WORK INSTRUCTIONS ▸ State the number of lines in these records that include the word "prevent", and add nothing to it.

Dataset items

────────

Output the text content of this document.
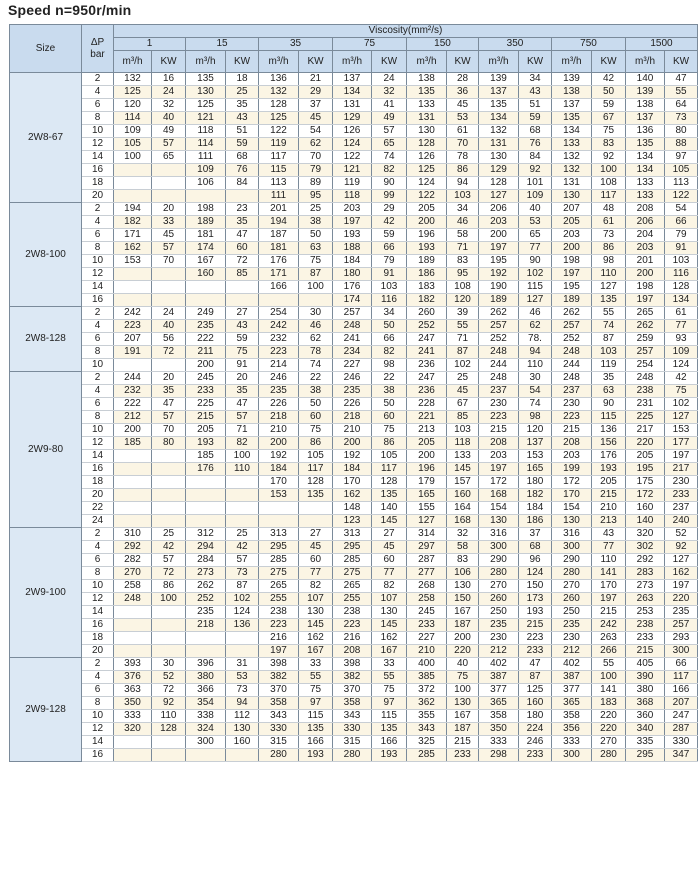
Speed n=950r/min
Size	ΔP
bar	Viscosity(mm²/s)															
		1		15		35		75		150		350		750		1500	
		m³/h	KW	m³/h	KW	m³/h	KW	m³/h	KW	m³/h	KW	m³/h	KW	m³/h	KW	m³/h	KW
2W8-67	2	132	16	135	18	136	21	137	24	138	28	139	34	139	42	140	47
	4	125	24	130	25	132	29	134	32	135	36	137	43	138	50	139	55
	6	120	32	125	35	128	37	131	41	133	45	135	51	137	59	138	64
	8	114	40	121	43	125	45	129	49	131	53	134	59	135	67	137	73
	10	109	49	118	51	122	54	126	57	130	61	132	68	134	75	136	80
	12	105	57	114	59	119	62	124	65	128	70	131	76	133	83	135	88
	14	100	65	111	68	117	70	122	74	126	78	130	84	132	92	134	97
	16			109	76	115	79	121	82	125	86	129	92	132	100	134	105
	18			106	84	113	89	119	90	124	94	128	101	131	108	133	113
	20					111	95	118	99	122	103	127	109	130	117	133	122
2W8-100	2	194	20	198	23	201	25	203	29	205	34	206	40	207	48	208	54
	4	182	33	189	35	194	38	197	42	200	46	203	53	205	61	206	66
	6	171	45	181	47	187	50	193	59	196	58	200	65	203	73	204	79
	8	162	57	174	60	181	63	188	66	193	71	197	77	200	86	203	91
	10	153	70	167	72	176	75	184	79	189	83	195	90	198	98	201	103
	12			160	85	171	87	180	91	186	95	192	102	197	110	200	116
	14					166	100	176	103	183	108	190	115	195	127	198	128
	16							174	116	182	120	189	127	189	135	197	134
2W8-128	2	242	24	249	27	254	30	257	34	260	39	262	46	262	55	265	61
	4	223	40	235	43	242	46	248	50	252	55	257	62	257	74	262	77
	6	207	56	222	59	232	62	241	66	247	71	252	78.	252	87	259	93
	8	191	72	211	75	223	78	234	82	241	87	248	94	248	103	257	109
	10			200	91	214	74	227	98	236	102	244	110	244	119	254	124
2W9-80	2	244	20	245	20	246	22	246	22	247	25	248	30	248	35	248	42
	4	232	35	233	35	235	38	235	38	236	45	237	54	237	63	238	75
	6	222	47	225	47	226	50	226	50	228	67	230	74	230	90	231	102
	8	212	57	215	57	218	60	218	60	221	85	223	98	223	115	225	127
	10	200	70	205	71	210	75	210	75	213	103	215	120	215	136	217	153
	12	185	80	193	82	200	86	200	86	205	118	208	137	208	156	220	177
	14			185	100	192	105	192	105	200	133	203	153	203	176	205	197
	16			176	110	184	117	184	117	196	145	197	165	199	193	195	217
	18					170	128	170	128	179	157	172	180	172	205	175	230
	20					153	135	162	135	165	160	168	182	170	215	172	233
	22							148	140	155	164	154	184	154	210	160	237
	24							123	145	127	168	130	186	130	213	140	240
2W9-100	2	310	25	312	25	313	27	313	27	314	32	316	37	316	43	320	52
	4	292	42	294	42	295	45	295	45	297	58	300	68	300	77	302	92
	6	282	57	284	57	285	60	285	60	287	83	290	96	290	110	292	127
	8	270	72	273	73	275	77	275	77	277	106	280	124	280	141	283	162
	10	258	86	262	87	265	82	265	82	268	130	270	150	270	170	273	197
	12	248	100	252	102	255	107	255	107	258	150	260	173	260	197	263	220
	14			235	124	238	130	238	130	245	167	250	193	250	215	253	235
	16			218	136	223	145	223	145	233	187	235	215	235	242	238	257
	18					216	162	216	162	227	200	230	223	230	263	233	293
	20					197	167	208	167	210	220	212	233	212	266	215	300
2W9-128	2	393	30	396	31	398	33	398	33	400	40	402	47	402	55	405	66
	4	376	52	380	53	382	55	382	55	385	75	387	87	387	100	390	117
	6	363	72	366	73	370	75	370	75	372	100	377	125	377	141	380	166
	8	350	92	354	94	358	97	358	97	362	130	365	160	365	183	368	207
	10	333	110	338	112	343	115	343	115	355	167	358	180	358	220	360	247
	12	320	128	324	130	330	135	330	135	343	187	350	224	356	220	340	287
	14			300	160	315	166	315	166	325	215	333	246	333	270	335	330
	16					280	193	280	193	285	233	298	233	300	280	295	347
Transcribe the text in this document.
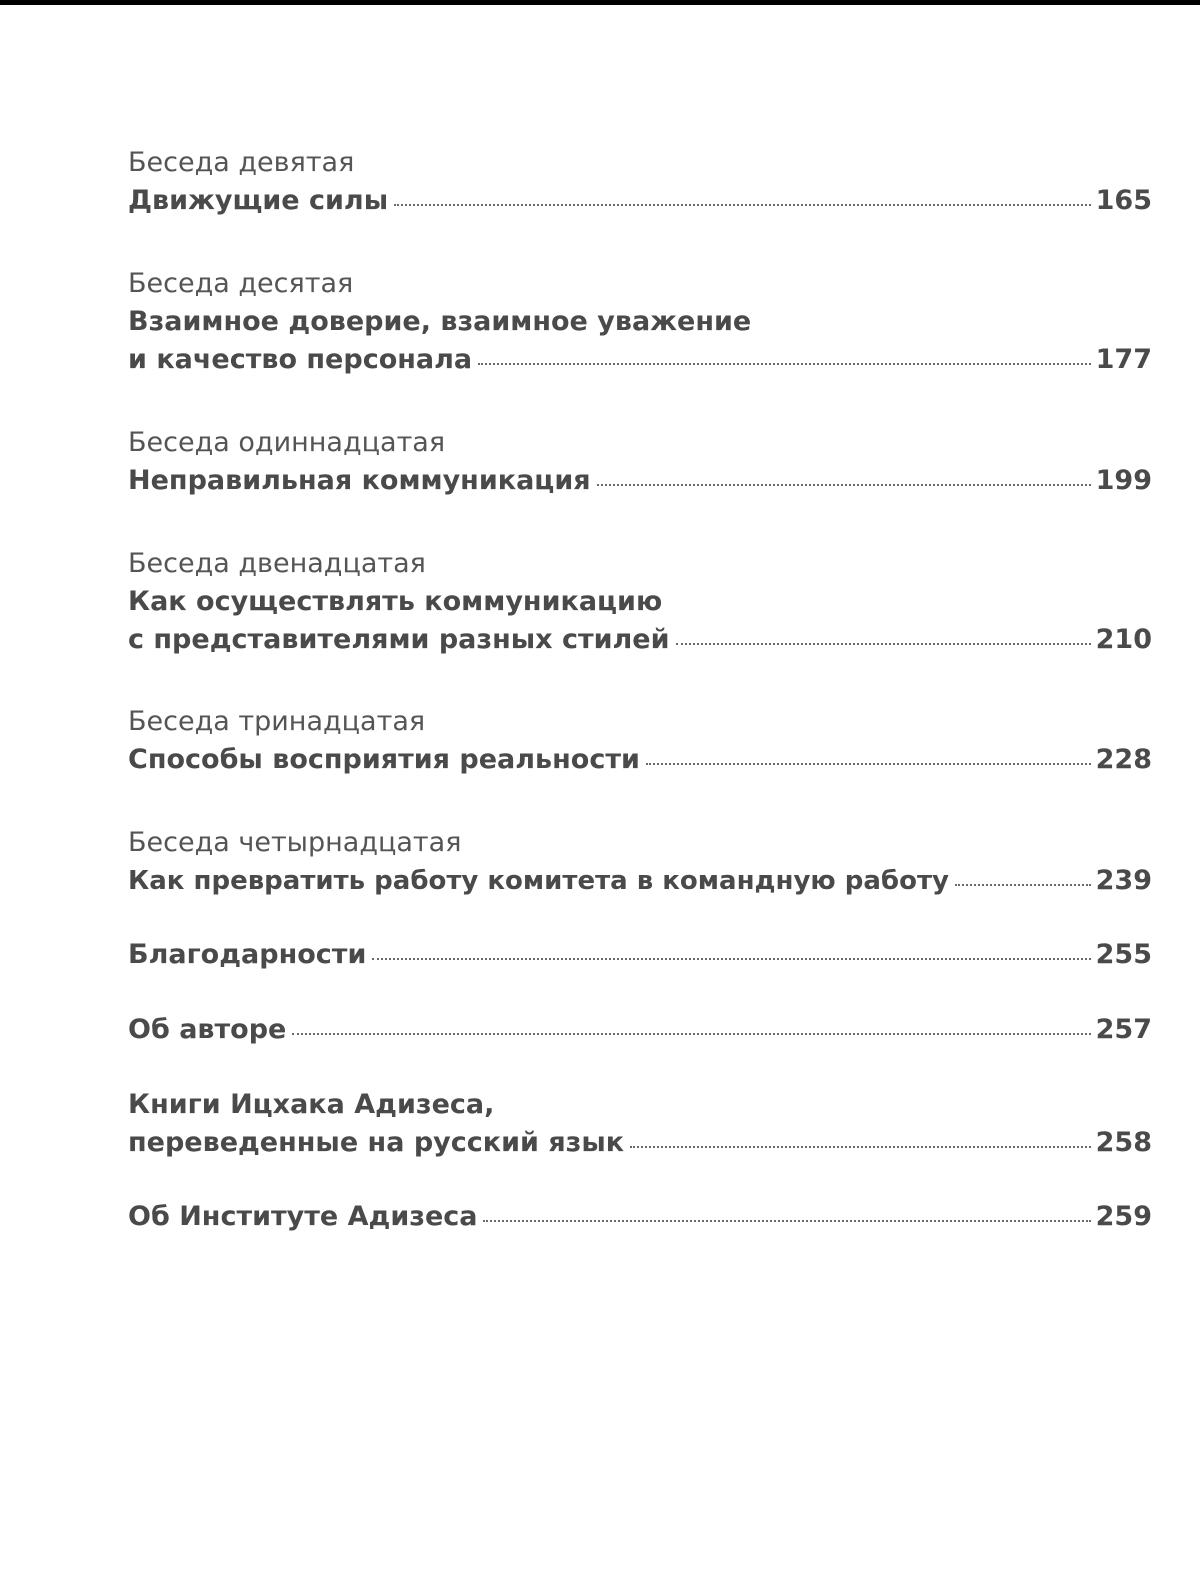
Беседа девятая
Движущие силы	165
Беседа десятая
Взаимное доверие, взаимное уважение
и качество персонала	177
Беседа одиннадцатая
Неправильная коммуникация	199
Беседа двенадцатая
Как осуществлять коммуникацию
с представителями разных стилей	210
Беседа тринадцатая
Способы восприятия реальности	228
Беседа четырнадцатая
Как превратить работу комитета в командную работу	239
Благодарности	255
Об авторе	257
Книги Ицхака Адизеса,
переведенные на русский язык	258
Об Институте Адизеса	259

────────

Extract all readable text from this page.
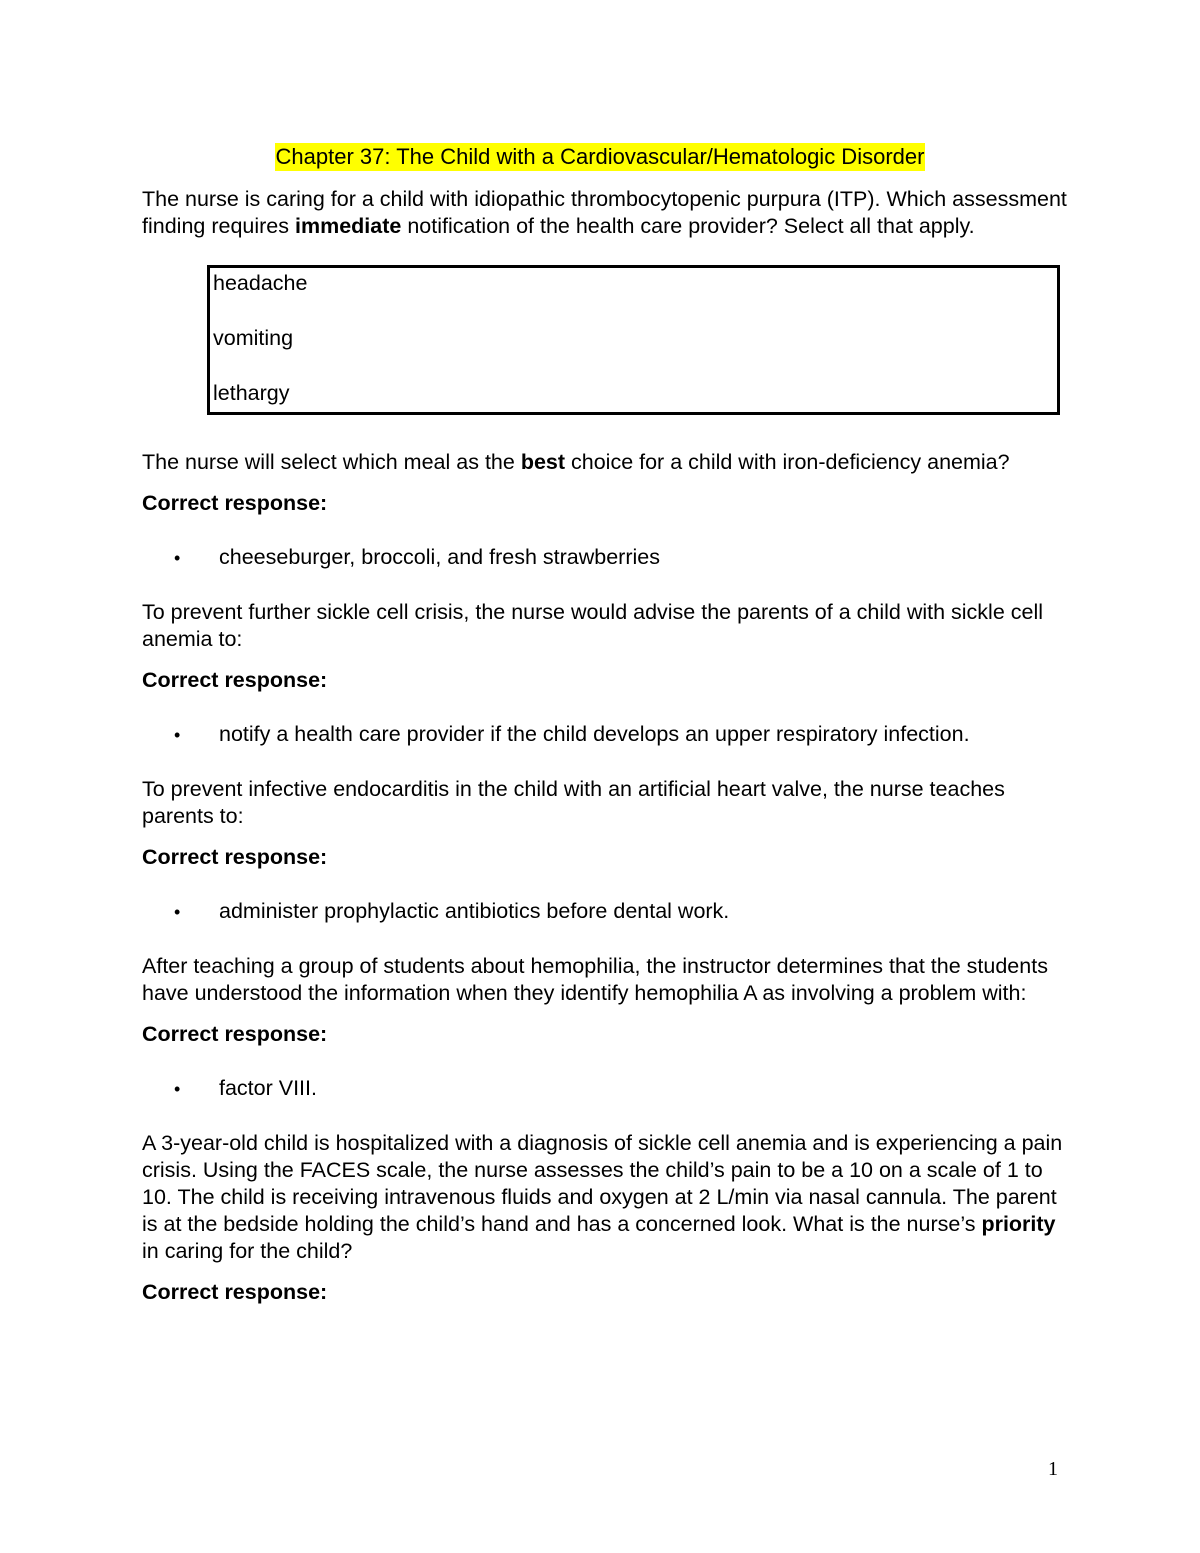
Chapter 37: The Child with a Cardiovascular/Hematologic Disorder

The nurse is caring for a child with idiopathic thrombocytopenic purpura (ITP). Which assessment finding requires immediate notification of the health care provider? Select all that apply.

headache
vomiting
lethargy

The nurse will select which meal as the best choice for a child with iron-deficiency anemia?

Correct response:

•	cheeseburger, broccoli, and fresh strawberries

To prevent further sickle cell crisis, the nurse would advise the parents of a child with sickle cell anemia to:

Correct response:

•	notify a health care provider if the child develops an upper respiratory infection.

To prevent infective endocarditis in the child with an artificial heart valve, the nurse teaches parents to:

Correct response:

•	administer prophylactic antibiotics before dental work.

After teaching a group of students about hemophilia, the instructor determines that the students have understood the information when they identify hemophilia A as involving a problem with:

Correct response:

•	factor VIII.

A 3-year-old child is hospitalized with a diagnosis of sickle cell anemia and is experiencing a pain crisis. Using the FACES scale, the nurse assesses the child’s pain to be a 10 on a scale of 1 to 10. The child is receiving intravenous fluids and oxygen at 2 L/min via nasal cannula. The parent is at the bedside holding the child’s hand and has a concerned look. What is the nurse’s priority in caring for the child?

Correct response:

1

────────

ANSWER IN FULL ▸ 2